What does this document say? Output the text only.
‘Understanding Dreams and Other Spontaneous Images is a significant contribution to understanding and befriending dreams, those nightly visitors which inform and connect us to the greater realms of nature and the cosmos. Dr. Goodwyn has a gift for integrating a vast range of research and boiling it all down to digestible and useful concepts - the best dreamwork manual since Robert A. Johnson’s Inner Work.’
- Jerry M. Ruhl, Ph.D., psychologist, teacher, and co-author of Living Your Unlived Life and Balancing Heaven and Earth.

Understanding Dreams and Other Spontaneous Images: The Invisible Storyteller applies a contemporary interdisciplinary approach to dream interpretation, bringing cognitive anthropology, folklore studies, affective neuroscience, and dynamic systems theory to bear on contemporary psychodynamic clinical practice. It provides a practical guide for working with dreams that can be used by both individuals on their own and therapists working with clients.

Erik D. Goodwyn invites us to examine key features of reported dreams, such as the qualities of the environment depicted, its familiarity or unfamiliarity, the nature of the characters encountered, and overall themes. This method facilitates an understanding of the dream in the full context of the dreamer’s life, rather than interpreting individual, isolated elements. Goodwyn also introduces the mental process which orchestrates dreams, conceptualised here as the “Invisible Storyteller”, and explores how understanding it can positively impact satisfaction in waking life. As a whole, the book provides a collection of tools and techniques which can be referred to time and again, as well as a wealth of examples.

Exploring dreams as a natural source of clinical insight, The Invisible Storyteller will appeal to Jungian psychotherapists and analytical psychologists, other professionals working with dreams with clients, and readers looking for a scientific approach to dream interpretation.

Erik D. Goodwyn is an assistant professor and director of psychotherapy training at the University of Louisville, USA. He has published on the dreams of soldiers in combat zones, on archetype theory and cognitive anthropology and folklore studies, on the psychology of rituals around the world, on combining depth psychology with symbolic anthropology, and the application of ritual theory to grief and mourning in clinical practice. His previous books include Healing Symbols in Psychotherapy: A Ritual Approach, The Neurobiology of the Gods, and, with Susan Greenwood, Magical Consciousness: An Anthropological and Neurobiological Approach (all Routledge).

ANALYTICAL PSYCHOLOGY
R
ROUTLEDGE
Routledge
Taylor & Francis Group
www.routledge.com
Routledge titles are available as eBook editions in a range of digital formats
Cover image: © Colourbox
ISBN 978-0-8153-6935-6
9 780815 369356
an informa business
**********
#### PROBLEM STATEMENT:
Each line above must be printed exactly as it appears.

#### OUTPUT FOR THIS TASK:
What does this document say? Output the text only.
‘Understanding Dreams and Other Spontaneous Images is a significant contribution to understanding and befriending dreams, those nightly visitors which inform and connect us to the greater realms of nature and the cosmos. Dr. Goodwyn has a gift for integrating a vast range of research and boiling it all down to digestible and useful concepts - the best dreamwork manual since Robert A. Johnson’s Inner Work.’
- Jerry M. Ruhl, Ph.D., psychologist, teacher, and co-author of Living Your Unlived Life and Balancing Heaven and Earth.

Understanding Dreams and Other Spontaneous Images: The Invisible Storyteller applies a contemporary interdisciplinary approach to dream interpretation, bringing cognitive anthropology, folklore studies, affective neuroscience, and dynamic systems theory to bear on contemporary psychodynamic clinical practice. It provides a practical guide for working with dreams that can be used by both individuals on their own and therapists working with clients.

Erik D. Goodwyn invites us to examine key features of reported dreams, such as the qualities of the environment depicted, its familiarity or unfamiliarity, the nature of the characters encountered, and overall themes. This method facilitates an understanding of the dream in the full context of the dreamer’s life, rather than interpreting individual, isolated elements. Goodwyn also introduces the mental process which orchestrates dreams, conceptualised here as the “Invisible Storyteller”, and explores how understanding it can positively impact satisfaction in waking life. As a whole, the book provides a collection of tools and techniques which can be referred to time and again, as well as a wealth of examples.

Exploring dreams as a natural source of clinical insight, The Invisible Storyteller will appeal to Jungian psychotherapists and analytical psychologists, other professionals working with dreams with clients, and readers looking for a scientific approach to dream interpretation.

Erik D. Goodwyn is an assistant professor and director of psychotherapy training at the University of Louisville, USA. He has published on the dreams of soldiers in combat zones, on archetype theory and cognitive anthropology and folklore studies, on the psychology of rituals around the world, on combining depth psychology with symbolic anthropology, and the application of ritual theory to grief and mourning in clinical practice. His previous books include Healing Symbols in Psychotherapy: A Ritual Approach, The Neurobiology of the Gods, and, with Susan Greenwood, Magical Consciousness: An Anthropological and Neurobiological Approach (all Routledge).

ANALYTICAL PSYCHOLOGY
R
ROUTLEDGE
Routledge
Taylor & Francis Group
www.routledge.com
Routledge titles are available as eBook editions in a range of digital formats
Cover image: © Colourbox
ISBN 978-0-8153-6935-6
9 780815 369356
an informa business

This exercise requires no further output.